____ Task input

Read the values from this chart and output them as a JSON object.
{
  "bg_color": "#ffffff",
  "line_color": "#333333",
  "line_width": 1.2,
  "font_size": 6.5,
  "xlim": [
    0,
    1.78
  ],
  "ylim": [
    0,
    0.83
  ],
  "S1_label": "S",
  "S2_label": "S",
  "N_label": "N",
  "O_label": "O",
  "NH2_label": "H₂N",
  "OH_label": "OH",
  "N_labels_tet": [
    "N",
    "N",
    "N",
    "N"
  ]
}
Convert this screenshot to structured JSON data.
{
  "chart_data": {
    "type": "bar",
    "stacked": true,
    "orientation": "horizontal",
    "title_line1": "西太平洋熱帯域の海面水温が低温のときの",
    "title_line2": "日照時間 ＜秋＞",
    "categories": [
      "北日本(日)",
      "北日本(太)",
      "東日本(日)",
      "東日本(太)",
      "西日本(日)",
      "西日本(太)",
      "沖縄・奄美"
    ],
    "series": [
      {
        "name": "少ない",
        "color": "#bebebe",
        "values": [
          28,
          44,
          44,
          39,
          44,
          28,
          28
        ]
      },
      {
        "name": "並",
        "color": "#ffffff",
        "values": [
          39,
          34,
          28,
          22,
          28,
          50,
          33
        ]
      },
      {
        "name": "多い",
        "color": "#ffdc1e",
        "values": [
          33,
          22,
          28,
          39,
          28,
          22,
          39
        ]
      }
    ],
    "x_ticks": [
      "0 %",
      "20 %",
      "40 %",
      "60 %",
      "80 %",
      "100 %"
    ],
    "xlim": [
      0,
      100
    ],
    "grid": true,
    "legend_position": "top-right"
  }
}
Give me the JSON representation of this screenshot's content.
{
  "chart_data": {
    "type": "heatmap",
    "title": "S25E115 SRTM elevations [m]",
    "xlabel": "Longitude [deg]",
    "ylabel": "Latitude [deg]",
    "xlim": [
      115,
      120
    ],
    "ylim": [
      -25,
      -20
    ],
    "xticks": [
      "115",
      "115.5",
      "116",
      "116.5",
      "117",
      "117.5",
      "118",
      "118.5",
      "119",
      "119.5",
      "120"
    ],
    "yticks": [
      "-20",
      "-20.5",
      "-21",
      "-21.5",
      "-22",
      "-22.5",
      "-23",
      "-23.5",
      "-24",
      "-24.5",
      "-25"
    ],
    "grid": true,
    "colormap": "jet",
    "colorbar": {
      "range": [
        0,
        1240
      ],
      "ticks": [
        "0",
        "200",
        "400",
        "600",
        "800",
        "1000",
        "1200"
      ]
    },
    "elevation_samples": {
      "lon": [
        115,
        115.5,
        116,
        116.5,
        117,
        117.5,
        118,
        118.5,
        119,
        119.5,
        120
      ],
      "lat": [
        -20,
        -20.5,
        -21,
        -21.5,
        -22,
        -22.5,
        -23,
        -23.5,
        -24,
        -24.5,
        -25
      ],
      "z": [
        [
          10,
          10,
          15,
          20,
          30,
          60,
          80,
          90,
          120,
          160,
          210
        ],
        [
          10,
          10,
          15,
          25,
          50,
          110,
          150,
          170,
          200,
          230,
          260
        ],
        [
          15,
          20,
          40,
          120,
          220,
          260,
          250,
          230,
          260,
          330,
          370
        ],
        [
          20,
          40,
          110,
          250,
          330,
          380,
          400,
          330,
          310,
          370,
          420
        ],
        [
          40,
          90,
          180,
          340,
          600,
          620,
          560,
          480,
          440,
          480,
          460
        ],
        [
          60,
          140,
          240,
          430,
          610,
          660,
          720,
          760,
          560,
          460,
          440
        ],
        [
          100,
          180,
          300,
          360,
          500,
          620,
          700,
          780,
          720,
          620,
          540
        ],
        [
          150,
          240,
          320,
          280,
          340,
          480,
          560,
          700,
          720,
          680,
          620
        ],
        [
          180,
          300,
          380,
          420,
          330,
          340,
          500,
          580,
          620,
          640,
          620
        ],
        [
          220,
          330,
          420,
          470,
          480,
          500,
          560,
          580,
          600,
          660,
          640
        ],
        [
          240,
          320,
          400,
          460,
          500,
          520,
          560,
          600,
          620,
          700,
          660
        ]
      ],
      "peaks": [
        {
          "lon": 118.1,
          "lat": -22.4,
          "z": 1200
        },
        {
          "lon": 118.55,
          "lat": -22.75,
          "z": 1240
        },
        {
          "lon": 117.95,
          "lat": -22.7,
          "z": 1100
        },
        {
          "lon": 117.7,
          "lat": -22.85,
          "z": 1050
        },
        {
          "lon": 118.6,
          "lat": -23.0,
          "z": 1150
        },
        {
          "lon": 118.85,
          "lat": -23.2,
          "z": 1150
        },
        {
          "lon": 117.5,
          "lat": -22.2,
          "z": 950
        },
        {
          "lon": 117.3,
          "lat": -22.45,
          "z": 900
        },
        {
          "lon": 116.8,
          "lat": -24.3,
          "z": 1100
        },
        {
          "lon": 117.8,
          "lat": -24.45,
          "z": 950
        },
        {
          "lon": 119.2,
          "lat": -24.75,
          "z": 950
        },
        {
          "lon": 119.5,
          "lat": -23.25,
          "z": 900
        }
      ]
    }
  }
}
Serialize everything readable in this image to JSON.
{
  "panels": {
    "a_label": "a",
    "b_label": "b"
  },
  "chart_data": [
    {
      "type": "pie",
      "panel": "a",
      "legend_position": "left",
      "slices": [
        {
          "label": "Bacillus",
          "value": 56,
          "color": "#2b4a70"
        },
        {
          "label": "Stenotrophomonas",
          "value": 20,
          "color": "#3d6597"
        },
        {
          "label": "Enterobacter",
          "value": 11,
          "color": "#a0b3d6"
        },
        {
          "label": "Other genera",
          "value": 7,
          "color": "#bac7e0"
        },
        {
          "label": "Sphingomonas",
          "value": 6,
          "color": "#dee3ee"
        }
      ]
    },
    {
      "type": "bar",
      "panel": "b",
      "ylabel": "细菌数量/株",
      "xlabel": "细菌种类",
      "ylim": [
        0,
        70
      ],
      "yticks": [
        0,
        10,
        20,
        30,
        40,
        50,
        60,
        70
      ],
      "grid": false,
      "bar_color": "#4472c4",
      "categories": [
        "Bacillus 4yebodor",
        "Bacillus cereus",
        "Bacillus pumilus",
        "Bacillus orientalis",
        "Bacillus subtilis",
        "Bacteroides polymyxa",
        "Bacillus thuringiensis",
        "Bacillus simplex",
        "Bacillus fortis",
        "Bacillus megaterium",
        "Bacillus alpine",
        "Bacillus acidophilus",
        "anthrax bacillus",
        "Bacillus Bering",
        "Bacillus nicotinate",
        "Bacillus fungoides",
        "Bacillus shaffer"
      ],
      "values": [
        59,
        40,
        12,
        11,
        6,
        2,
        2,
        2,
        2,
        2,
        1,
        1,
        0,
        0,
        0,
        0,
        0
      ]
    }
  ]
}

________

**Stated exercise:** Set down all of the entries exactly, please.

**Exercise result:**
Read the values from this chart and output them as a JSON object.
{
  "bg_color": "#ffffff",
  "line_color": "#333333",
  "line_width": 1.2,
  "font_size": 6.5,
  "xlim": [
    0,
    1.78
  ],
  "ylim": [
    0,
    0.83
  ],
  "S1_label": "S",
  "S2_label": "S",
  "N_label": "N",
  "O_label": "O",
  "NH2_label": "H₂N",
  "OH_label": "OH",
  "N_labels_tet": [
    "N",
    "N",
    "N",
    "N"
  ]
}
Convert this screenshot to structured JSON data.
{
  "chart_data": {
    "type": "bar",
    "stacked": true,
    "orientation": "horizontal",
    "title_line1": "西太平洋熱帯域の海面水温が低温のときの",
    "title_line2": "日照時間 ＜秋＞",
    "categories": [
      "北日本(日)",
      "北日本(太)",
      "東日本(日)",
      "東日本(太)",
      "西日本(日)",
      "西日本(太)",
      "沖縄・奄美"
    ],
    "series": [
      {
        "name": "少ない",
        "color": "#bebebe",
        "values": [
          28,
          44,
          44,
          39,
          44,
          28,
          28
        ]
      },
      {
        "name": "並",
        "color": "#ffffff",
        "values": [
          39,
          34,
          28,
          22,
          28,
          50,
          33
        ]
      },
      {
        "name": "多い",
        "color": "#ffdc1e",
        "values": [
          33,
          22,
          28,
          39,
          28,
          22,
          39
        ]
      }
    ],
    "x_ticks": [
      "0 %",
      "20 %",
      "40 %",
      "60 %",
      "80 %",
      "100 %"
    ],
    "xlim": [
      0,
      100
    ],
    "grid": true,
    "legend_position": "top-right"
  }
}
Give me the JSON representation of this screenshot's content.
{
  "chart_data": {
    "type": "heatmap",
    "title": "S25E115 SRTM elevations [m]",
    "xlabel": "Longitude [deg]",
    "ylabel": "Latitude [deg]",
    "xlim": [
      115,
      120
    ],
    "ylim": [
      -25,
      -20
    ],
    "xticks": [
      "115",
      "115.5",
      "116",
      "116.5",
      "117",
      "117.5",
      "118",
      "118.5",
      "119",
      "119.5",
      "120"
    ],
    "yticks": [
      "-20",
      "-20.5",
      "-21",
      "-21.5",
      "-22",
      "-22.5",
      "-23",
      "-23.5",
      "-24",
      "-24.5",
      "-25"
    ],
    "grid": true,
    "colormap": "jet",
    "colorbar": {
      "range": [
        0,
        1240
      ],
      "ticks": [
        "0",
        "200",
        "400",
        "600",
        "800",
        "1000",
        "1200"
      ]
    },
    "elevation_samples": {
      "lon": [
        115,
        115.5,
        116,
        116.5,
        117,
        117.5,
        118,
        118.5,
        119,
        119.5,
        120
      ],
      "lat": [
        -20,
        -20.5,
        -21,
        -21.5,
        -22,
        -22.5,
        -23,
        -23.5,
        -24,
        -24.5,
        -25
      ],
      "z": [
        [
          10,
          10,
          15,
          20,
          30,
          60,
          80,
          90,
          120,
          160,
          210
        ],
        [
          10,
          10,
          15,
          25,
          50,
          110,
          150,
          170,
          200,
          230,
          260
        ],
        [
          15,
          20,
          40,
          120,
          220,
          260,
          250,
          230,
          260,
          330,
          370
        ],
        [
          20,
          40,
          110,
          250,
          330,
          380,
          400,
          330,
          310,
          370,
          420
        ],
        [
          40,
          90,
          180,
          340,
          600,
          620,
          560,
          480,
          440,
          480,
          460
        ],
        [
          60,
          140,
          240,
          430,
          610,
          660,
          720,
          760,
          560,
          460,
          440
        ],
        [
          100,
          180,
          300,
          360,
          500,
          620,
          700,
          780,
          720,
          620,
          540
        ],
        [
          150,
          240,
          320,
          280,
          340,
          480,
          560,
          700,
          720,
          680,
          620
        ],
        [
          180,
          300,
          380,
          420,
          330,
          340,
          500,
          580,
          620,
          640,
          620
        ],
        [
          220,
          330,
          420,
          470,
          480,
          500,
          560,
          580,
          600,
          660,
          640
        ],
        [
          240,
          320,
          400,
          460,
          500,
          520,
          560,
          600,
          620,
          700,
          660
        ]
      ],
      "peaks": [
        {
          "lon": 118.1,
          "lat": -22.4,
          "z": 1200
        },
        {
          "lon": 118.55,
          "lat": -22.75,
          "z": 1240
        },
        {
          "lon": 117.95,
          "lat": -22.7,
          "z": 1100
        },
        {
          "lon": 117.7,
          "lat": -22.85,
          "z": 1050
        },
        {
          "lon": 118.6,
          "lat": -23.0,
          "z": 1150
        },
        {
          "lon": 118.85,
          "lat": -23.2,
          "z": 1150
        },
        {
          "lon": 117.5,
          "lat": -22.2,
          "z": 950
        },
        {
          "lon": 117.3,
          "lat": -22.45,
          "z": 900
        },
        {
          "lon": 116.8,
          "lat": -24.3,
          "z": 1100
        },
        {
          "lon": 117.8,
          "lat": -24.45,
          "z": 950
        },
        {
          "lon": 119.2,
          "lat": -24.75,
          "z": 950
        },
        {
          "lon": 119.5,
          "lat": -23.25,
          "z": 900
        }
      ]
    }
  }
}
Serialize everything readable in this image to JSON.
{
  "panels": {
    "a_label": "a",
    "b_label": "b"
  },
  "chart_data": [
    {
      "type": "pie",
      "panel": "a",
      "legend_position": "left",
      "slices": [
        {
          "label": "Bacillus",
          "value": 56,
          "color": "#2b4a70"
        },
        {
          "label": "Stenotrophomonas",
          "value": 20,
          "color": "#3d6597"
        },
        {
          "label": "Enterobacter",
          "value": 11,
          "color": "#a0b3d6"
        },
        {
          "label": "Other genera",
          "value": 7,
          "color": "#bac7e0"
        },
        {
          "label": "Sphingomonas",
          "value": 6,
          "color": "#dee3ee"
        }
      ]
    },
    {
      "type": "bar",
      "panel": "b",
      "ylabel": "细菌数量/株",
      "xlabel": "细菌种类",
      "ylim": [
        0,
        70
      ],
      "yticks": [
        0,
        10,
        20,
        30,
        40,
        50,
        60,
        70
      ],
      "grid": false,
      "bar_color": "#4472c4",
      "categories": [
        "Bacillus 4yebodor",
        "Bacillus cereus",
        "Bacillus pumilus",
        "Bacillus orientalis",
        "Bacillus subtilis",
        "Bacteroides polymyxa",
        "Bacillus thuringiensis",
        "Bacillus simplex",
        "Bacillus fortis",
        "Bacillus megaterium",
        "Bacillus alpine",
        "Bacillus acidophilus",
        "anthrax bacillus",
        "Bacillus Bering",
        "Bacillus nicotinate",
        "Bacillus fungoides",
        "Bacillus shaffer"
      ],
      "values": [
        59,
        40,
        12,
        11,
        6,
        2,
        2,
        2,
        2,
        2,
        1,
        1,
        0,
        0,
        0,
        0,
        0
      ]
    }
  ]
}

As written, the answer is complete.